SUPPLIED RECORDS:
+ + + +
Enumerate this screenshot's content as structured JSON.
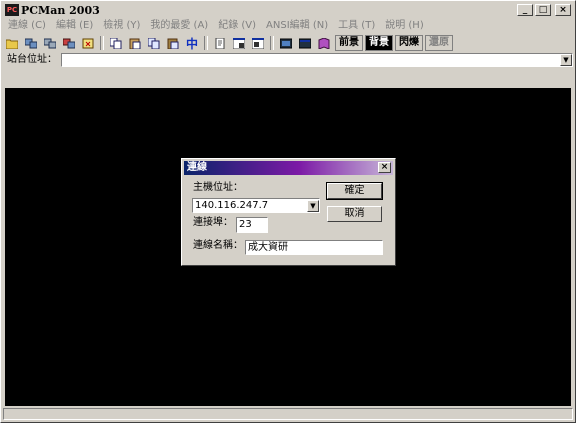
{
  "window": {
    "title": "PCMan 2003",
    "app_icon_text": "PC"
  },
  "titlebar_buttons": {
    "minimize": "_",
    "maximize": "□",
    "close": "×"
  },
  "menu": [
    "連線 (C)",
    "編輯 (E)",
    "檢視 (Y)",
    "我的最愛 (A)",
    "紀錄 (V)",
    "ANSI編輯 (N)",
    "工具 (T)",
    "說明 (H)"
  ],
  "toolbar": {
    "ime_button": "中",
    "text_buttons": [
      "前景",
      "背景",
      "閃爍",
      "還原"
    ]
  },
  "address_bar": {
    "label": "站台位址：",
    "value": ""
  },
  "dialog": {
    "title": "連線",
    "host_label": "主機位址：",
    "host_value": "140.116.247.7",
    "port_label": "連接埠：",
    "port_value": "23",
    "name_label": "連線名稱：",
    "name_value": "成大資研",
    "ok_label": "確定",
    "cancel_label": "取消"
  },
  "colors": {
    "face": "#d4d0c8",
    "terminal": "#000000",
    "dialog_title_start": "#0a246a",
    "dialog_title_mid": "#7c1aa6"
  }
}
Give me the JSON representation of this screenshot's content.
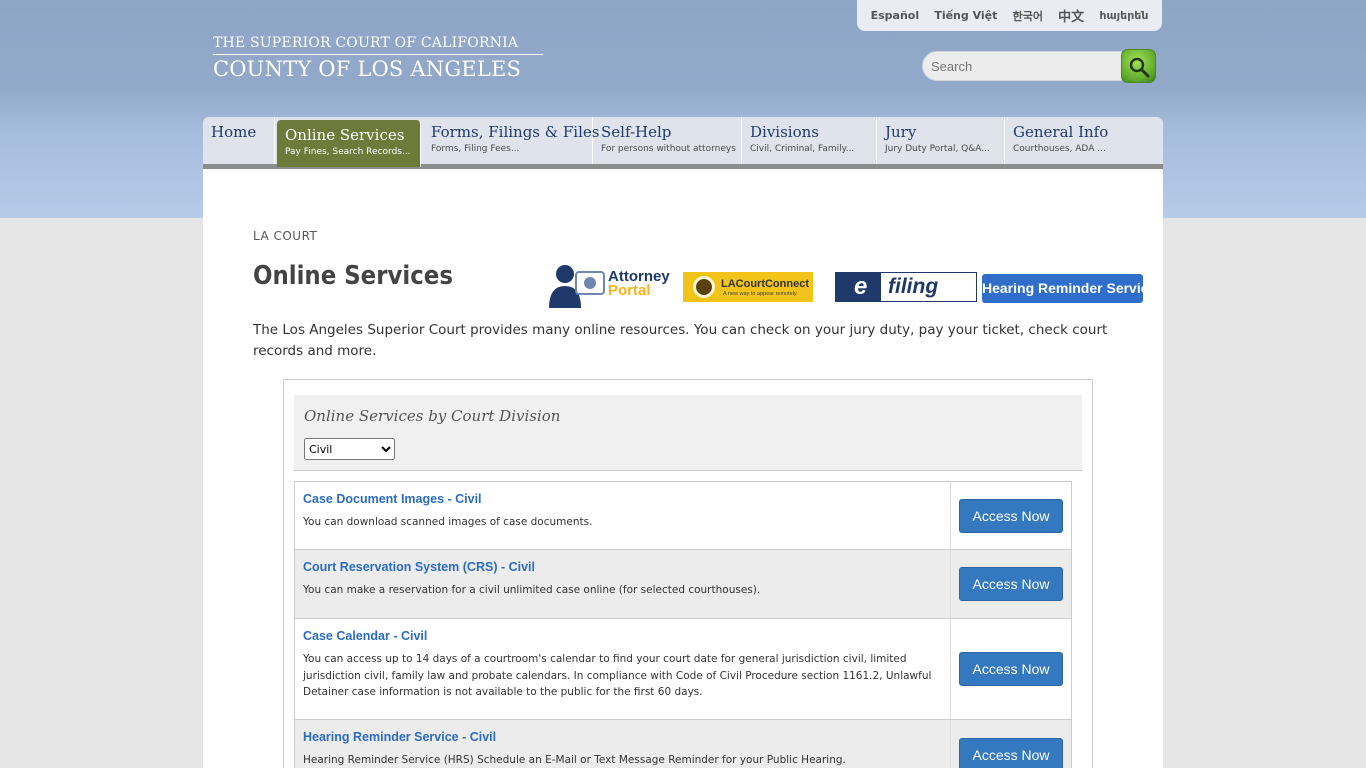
{
  "languages": [
    "Español",
    "Tiếng Việt",
    "한국어",
    "中文",
    "հայերեն"
  ],
  "logo": {
    "line1": "THE SUPERIOR COURT OF CALIFORNIA",
    "line2": "COUNTY OF LOS ANGELES"
  },
  "search": {
    "placeholder": "Search"
  },
  "nav": [
    {
      "title": "Home",
      "sub": ""
    },
    {
      "title": "Online Services",
      "sub": "Pay Fines, Search Records..."
    },
    {
      "title": "Forms, Filings & Files",
      "sub": "Forms, Filing Fees..."
    },
    {
      "title": "Self-Help",
      "sub": "For persons without attorneys"
    },
    {
      "title": "Divisions",
      "sub": "Civil, Criminal, Family..."
    },
    {
      "title": "Jury",
      "sub": "Jury Duty Portal, Q&A..."
    },
    {
      "title": "General Info",
      "sub": "Courthouses, ADA ..."
    }
  ],
  "breadcrumb": "LA COURT",
  "page_title": "Online Services",
  "intro": "The Los Angeles Superior Court provides many online resources. You can check on your jury duty, pay your ticket, check court records and more.",
  "badges": {
    "attorney_a": "Attorney",
    "attorney_p": "Portal",
    "lacc_name": "LACourtConnect",
    "lacc_tag": "A new way to appear remotely.",
    "efile_e": "e",
    "efile_f": "filing",
    "hrs": "Hearing Reminder Service"
  },
  "division": {
    "heading": "Online Services by Court Division",
    "selected": "Civil"
  },
  "services": [
    {
      "title": "Case Document Images - Civil",
      "desc": "You can download scanned images of case documents.",
      "button": "Access Now"
    },
    {
      "title": "Court Reservation System (CRS) - Civil",
      "desc": "You can make a reservation for a civil unlimited case online (for selected courthouses).",
      "button": "Access Now"
    },
    {
      "title": "Case Calendar - Civil",
      "desc": "You can access up to 14 days of a courtroom's calendar to find your court date for general jurisdiction civil, limited jurisdiction civil, family law and probate calendars. In compliance with Code of Civil Procedure section 1161.2, Unlawful Detainer case information is not available to the public for the first 60 days.",
      "button": "Access Now"
    },
    {
      "title": "Hearing Reminder Service - Civil",
      "desc": "Hearing Reminder Service (HRS) Schedule an E-Mail or Text Message Reminder for your Public Hearing.",
      "button": "Access Now"
    }
  ],
  "colors": {
    "nav_active": "#6d7a3a",
    "link": "#2b6cc4",
    "button": "#3479c0"
  }
}
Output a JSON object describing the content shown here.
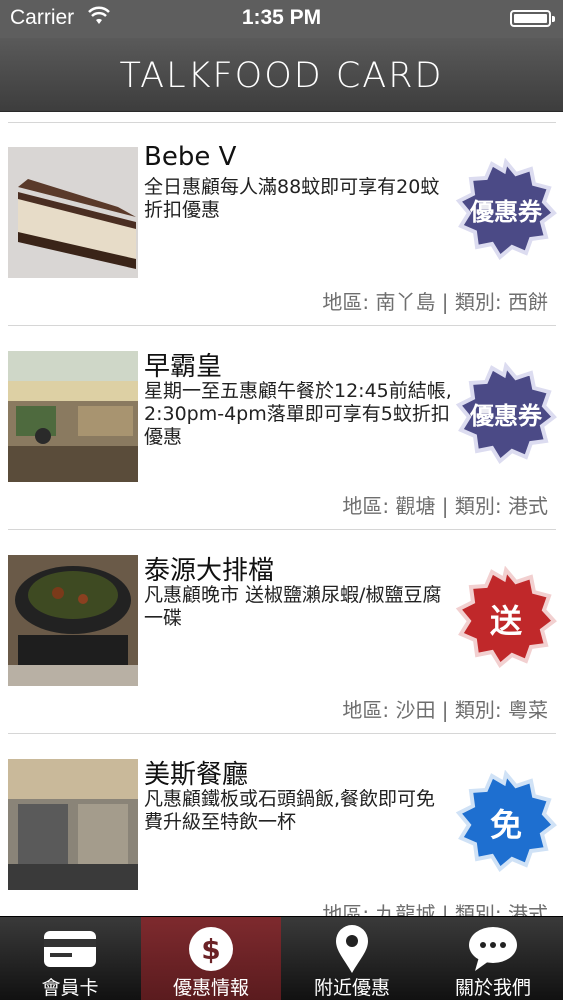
{
  "status": {
    "carrier": "Carrier",
    "time": "1:35 PM"
  },
  "header": {
    "title": "TALKFOOD CARD"
  },
  "items": [
    {
      "name": "Bebe V",
      "desc": "全日惠顧每人滿88蚊即可享有20蚊折扣優惠",
      "meta": "地區: 南丫島 | 類別: 西餅",
      "badge": "優惠券",
      "badge_color": "#4b4a86"
    },
    {
      "name": "早霸皇",
      "desc": "星期一至五惠顧午餐於12:45前結帳,2:30pm-4pm落單即可享有5蚊折扣優惠",
      "meta": "地區: 觀塘 | 類別: 港式",
      "badge": "優惠券",
      "badge_color": "#4b4a86"
    },
    {
      "name": "泰源大排檔",
      "desc": "凡惠顧晚市 送椒鹽瀨尿蝦/椒鹽豆腐 一碟",
      "meta": "地區: 沙田 | 類別: 粵菜",
      "badge": "送",
      "badge_color": "#c0282a"
    },
    {
      "name": "美斯餐廳",
      "desc": "凡惠顧鐵板或石頭鍋飯,餐飲即可免費升級至特飲一杯",
      "meta": "地區: 九龍城 | 類別: 港式",
      "badge": "免",
      "badge_color": "#1e6fd0"
    }
  ],
  "tabs": [
    {
      "label": "會員卡",
      "icon": "card-icon"
    },
    {
      "label": "優惠情報",
      "icon": "dollar-icon"
    },
    {
      "label": "附近優惠",
      "icon": "location-pin-icon"
    },
    {
      "label": "關於我們",
      "icon": "chat-bubble-icon"
    }
  ],
  "colors": {
    "nav": "#4a4a4a",
    "active_tab": "#6b2226",
    "meta_text": "#6e6e6e"
  }
}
+ + + +
WHAT THE TASK REQUIRES:
Take the listing above and print it exactly, apart from the pictures.

REPLY TO THE EXERCISE:
Enumerate this screenshot's content as structured JSON.
{
  "window": {
    "title": "PCMan 2003",
    "app_icon_text": "PC"
  },
  "titlebar_buttons": {
    "minimize": "_",
    "maximize": "□",
    "close": "×"
  },
  "menu": [
    "連線 (C)",
    "編輯 (E)",
    "檢視 (Y)",
    "我的最愛 (A)",
    "紀錄 (V)",
    "ANSI編輯 (N)",
    "工具 (T)",
    "說明 (H)"
  ],
  "toolbar": {
    "ime_button": "中",
    "text_buttons": [
      "前景",
      "背景",
      "閃爍",
      "還原"
    ]
  },
  "address_bar": {
    "label": "站台位址：",
    "value": ""
  },
  "dialog": {
    "title": "連線",
    "host_label": "主機位址：",
    "host_value": "140.116.247.7",
    "port_label": "連接埠：",
    "port_value": "23",
    "name_label": "連線名稱：",
    "name_value": "成大資研",
    "ok_label": "確定",
    "cancel_label": "取消"
  },
  "colors": {
    "face": "#d4d0c8",
    "terminal": "#000000",
    "dialog_title_start": "#0a246a",
    "dialog_title_mid": "#7c1aa6"
  }
}
Give me the JSON representation of this screenshot's content.
{
  "languages": [
    "Español",
    "Tiếng Việt",
    "한국어",
    "中文",
    "հայերեն"
  ],
  "logo": {
    "line1": "THE SUPERIOR COURT OF CALIFORNIA",
    "line2": "COUNTY OF LOS ANGELES"
  },
  "search": {
    "placeholder": "Search"
  },
  "nav": [
    {
      "title": "Home",
      "sub": ""
    },
    {
      "title": "Online Services",
      "sub": "Pay Fines, Search Records..."
    },
    {
      "title": "Forms, Filings & Files",
      "sub": "Forms, Filing Fees..."
    },
    {
      "title": "Self-Help",
      "sub": "For persons without attorneys"
    },
    {
      "title": "Divisions",
      "sub": "Civil, Criminal, Family..."
    },
    {
      "title": "Jury",
      "sub": "Jury Duty Portal, Q&A..."
    },
    {
      "title": "General Info",
      "sub": "Courthouses, ADA ..."
    }
  ],
  "breadcrumb": "LA COURT",
  "page_title": "Online Services",
  "intro": "The Los Angeles Superior Court provides many online resources. You can check on your jury duty, pay your ticket, check court records and more.",
  "badges": {
    "attorney_a": "Attorney",
    "attorney_p": "Portal",
    "lacc_name": "LACourtConnect",
    "lacc_tag": "A new way to appear remotely.",
    "efile_e": "e",
    "efile_f": "filing",
    "hrs": "Hearing Reminder Service"
  },
  "division": {
    "heading": "Online Services by Court Division",
    "selected": "Civil"
  },
  "services": [
    {
      "title": "Case Document Images - Civil",
      "desc": "You can download scanned images of case documents.",
      "button": "Access Now"
    },
    {
      "title": "Court Reservation System (CRS) - Civil",
      "desc": "You can make a reservation for a civil unlimited case online (for selected courthouses).",
      "button": "Access Now"
    },
    {
      "title": "Case Calendar - Civil",
      "desc": "You can access up to 14 days of a courtroom's calendar to find your court date for general jurisdiction civil, limited jurisdiction civil, family law and probate calendars. In compliance with Code of Civil Procedure section 1161.2, Unlawful Detainer case information is not available to the public for the first 60 days.",
      "button": "Access Now"
    },
    {
      "title": "Hearing Reminder Service - Civil",
      "desc": "Hearing Reminder Service (HRS) Schedule an E-Mail or Text Message Reminder for your Public Hearing.",
      "button": "Access Now"
    }
  ],
  "colors": {
    "nav_active": "#6d7a3a",
    "link": "#2b6cc4",
    "button": "#3479c0"
  }
}
Output a JSON object describing the content shown here.
{
  "status": {
    "carrier": "Carrier",
    "time": "1:35 PM"
  },
  "header": {
    "title": "TALKFOOD CARD"
  },
  "items": [
    {
      "name": "Bebe V",
      "desc": "全日惠顧每人滿88蚊即可享有20蚊折扣優惠",
      "meta": "地區: 南丫島 | 類別: 西餅",
      "badge": "優惠券",
      "badge_color": "#4b4a86"
    },
    {
      "name": "早霸皇",
      "desc": "星期一至五惠顧午餐於12:45前結帳,2:30pm-4pm落單即可享有5蚊折扣優惠",
      "meta": "地區: 觀塘 | 類別: 港式",
      "badge": "優惠券",
      "badge_color": "#4b4a86"
    },
    {
      "name": "泰源大排檔",
      "desc": "凡惠顧晚市 送椒鹽瀨尿蝦/椒鹽豆腐 一碟",
      "meta": "地區: 沙田 | 類別: 粵菜",
      "badge": "送",
      "badge_color": "#c0282a"
    },
    {
      "name": "美斯餐廳",
      "desc": "凡惠顧鐵板或石頭鍋飯,餐飲即可免費升級至特飲一杯",
      "meta": "地區: 九龍城 | 類別: 港式",
      "badge": "免",
      "badge_color": "#1e6fd0"
    }
  ],
  "tabs": [
    {
      "label": "會員卡",
      "icon": "card-icon"
    },
    {
      "label": "優惠情報",
      "icon": "dollar-icon"
    },
    {
      "label": "附近優惠",
      "icon": "location-pin-icon"
    },
    {
      "label": "關於我們",
      "icon": "chat-bubble-icon"
    }
  ],
  "colors": {
    "nav": "#4a4a4a",
    "active_tab": "#6b2226",
    "meta_text": "#6e6e6e"
  }
}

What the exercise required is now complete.